Go through the material and pull out every line with the string "baron" in it.
——————————
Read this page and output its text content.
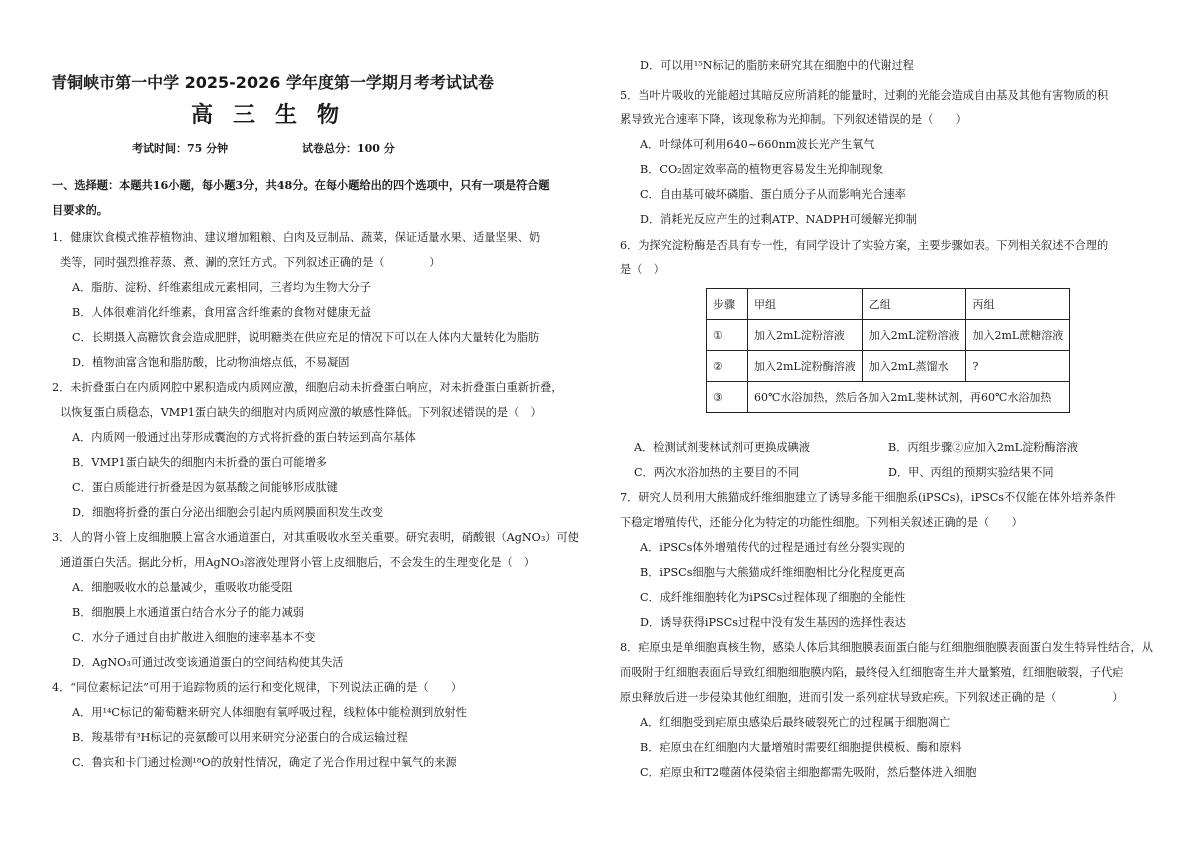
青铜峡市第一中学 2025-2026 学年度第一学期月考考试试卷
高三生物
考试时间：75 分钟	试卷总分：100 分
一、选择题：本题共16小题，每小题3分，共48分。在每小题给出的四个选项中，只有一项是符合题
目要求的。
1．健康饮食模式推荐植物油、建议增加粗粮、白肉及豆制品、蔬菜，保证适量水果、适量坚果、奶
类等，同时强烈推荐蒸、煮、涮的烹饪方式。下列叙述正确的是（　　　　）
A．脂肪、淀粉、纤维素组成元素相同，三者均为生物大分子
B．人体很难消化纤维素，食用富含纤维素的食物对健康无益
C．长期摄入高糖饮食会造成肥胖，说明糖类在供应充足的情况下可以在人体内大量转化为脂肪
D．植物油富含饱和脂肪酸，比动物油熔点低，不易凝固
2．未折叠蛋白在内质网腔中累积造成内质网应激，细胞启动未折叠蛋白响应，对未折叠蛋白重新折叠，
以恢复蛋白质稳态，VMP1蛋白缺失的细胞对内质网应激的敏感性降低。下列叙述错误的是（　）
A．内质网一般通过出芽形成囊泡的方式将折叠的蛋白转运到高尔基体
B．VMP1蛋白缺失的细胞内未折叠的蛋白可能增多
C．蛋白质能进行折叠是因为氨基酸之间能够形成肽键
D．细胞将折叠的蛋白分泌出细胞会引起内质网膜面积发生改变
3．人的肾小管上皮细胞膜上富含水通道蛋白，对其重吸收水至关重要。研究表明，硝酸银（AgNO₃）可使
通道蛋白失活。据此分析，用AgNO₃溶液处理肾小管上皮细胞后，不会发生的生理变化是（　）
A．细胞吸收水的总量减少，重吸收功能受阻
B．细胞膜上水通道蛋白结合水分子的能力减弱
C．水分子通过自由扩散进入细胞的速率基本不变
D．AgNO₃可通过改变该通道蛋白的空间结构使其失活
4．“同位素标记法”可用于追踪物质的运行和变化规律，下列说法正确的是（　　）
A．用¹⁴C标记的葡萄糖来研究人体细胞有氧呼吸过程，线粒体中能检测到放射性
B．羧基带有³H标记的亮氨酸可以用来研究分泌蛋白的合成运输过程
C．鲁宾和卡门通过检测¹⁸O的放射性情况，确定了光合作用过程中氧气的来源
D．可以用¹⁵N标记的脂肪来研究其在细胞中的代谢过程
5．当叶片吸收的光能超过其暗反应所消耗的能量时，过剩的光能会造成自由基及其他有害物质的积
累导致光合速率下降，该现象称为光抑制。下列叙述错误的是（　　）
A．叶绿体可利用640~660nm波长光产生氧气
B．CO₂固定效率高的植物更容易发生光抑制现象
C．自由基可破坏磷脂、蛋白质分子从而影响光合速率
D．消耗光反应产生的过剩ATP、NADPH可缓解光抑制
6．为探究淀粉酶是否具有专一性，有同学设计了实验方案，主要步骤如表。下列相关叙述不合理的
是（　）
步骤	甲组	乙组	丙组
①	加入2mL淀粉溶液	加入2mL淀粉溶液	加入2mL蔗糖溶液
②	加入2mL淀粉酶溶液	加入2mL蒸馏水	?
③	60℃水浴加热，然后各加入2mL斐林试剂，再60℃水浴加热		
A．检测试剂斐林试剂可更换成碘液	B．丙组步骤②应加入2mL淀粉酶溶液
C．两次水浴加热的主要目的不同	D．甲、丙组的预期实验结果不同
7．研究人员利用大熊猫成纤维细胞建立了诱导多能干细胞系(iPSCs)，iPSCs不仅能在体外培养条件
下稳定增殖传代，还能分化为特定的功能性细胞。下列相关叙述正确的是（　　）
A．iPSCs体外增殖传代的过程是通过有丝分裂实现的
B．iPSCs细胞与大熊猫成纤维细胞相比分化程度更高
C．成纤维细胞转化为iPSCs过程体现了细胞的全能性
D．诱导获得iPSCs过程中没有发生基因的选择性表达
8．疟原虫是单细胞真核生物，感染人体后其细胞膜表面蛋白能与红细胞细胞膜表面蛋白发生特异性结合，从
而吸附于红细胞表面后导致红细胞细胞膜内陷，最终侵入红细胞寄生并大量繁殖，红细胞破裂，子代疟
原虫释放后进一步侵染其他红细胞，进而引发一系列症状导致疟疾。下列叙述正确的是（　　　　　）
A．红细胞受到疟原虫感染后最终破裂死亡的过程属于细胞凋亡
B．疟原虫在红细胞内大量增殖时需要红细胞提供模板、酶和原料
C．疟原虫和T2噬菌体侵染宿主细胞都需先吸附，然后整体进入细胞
——————————
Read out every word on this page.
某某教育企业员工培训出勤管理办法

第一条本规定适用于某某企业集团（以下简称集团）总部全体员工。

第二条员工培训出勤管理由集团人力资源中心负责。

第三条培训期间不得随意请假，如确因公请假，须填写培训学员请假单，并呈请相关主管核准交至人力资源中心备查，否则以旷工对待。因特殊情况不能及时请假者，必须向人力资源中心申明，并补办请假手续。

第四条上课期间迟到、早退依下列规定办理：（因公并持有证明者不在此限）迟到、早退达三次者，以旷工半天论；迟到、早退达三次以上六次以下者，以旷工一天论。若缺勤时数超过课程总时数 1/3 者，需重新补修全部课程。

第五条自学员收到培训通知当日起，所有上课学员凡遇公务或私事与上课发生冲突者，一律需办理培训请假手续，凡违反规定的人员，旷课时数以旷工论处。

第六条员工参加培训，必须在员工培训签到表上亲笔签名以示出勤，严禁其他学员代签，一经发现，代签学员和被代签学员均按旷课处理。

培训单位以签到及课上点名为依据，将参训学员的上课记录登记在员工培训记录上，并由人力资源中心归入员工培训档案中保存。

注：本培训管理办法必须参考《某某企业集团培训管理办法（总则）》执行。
——————————
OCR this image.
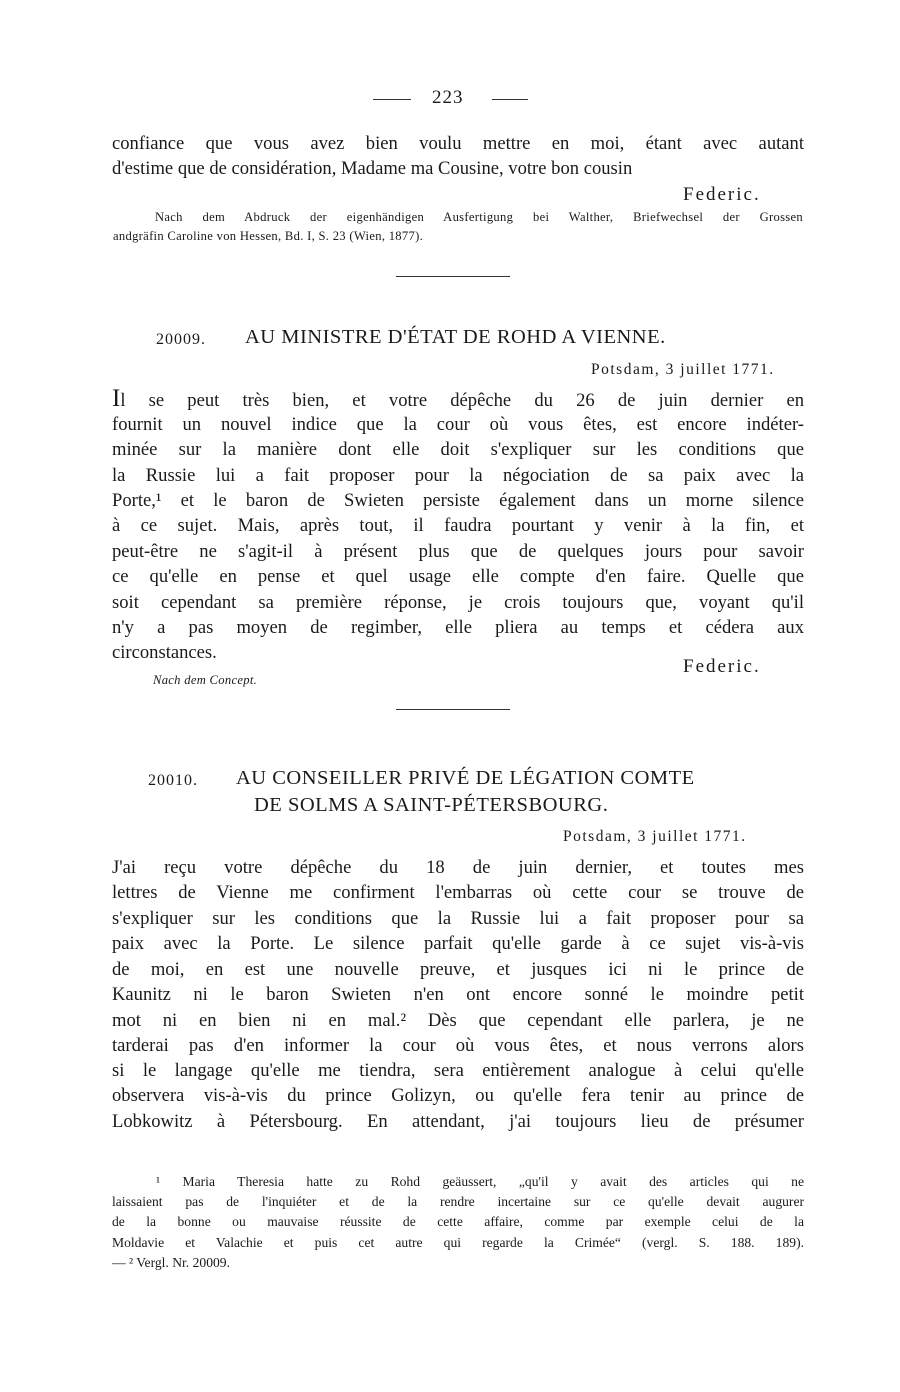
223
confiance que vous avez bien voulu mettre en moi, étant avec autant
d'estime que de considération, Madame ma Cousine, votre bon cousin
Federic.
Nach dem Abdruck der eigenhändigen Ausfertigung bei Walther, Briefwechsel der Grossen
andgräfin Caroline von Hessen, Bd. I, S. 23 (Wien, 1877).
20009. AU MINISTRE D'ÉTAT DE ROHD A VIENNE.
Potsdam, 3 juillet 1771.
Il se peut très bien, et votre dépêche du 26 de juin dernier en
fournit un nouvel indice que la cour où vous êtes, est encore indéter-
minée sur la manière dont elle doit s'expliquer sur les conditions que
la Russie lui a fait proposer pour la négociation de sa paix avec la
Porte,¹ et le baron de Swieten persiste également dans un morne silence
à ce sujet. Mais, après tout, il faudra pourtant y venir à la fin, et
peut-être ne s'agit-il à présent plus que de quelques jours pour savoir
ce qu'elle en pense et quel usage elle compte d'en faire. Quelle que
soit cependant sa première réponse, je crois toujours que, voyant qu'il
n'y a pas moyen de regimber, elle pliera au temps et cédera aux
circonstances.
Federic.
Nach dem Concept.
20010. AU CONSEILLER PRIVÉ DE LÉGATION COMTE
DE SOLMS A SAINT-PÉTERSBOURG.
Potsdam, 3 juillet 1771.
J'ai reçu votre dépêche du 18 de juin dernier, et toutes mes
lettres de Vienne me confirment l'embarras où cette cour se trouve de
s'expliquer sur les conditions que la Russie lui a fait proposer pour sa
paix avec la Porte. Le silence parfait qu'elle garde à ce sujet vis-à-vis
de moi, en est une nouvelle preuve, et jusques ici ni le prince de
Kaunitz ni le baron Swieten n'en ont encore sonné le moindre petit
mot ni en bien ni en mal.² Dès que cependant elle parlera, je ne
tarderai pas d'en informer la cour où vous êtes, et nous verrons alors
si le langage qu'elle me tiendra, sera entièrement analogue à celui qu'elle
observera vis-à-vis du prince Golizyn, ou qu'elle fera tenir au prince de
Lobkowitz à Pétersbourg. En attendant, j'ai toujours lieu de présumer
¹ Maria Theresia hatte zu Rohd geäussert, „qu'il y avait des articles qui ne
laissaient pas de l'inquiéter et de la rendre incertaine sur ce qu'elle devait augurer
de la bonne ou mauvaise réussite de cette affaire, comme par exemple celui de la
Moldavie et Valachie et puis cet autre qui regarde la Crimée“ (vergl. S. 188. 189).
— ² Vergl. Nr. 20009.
——————————
# [Answer to this problem]
Porte,¹ et le baron de Swieten persiste également dans un morne silence
Kaunitz ni le baron Swieten n'en ont encore sonné le moindre petit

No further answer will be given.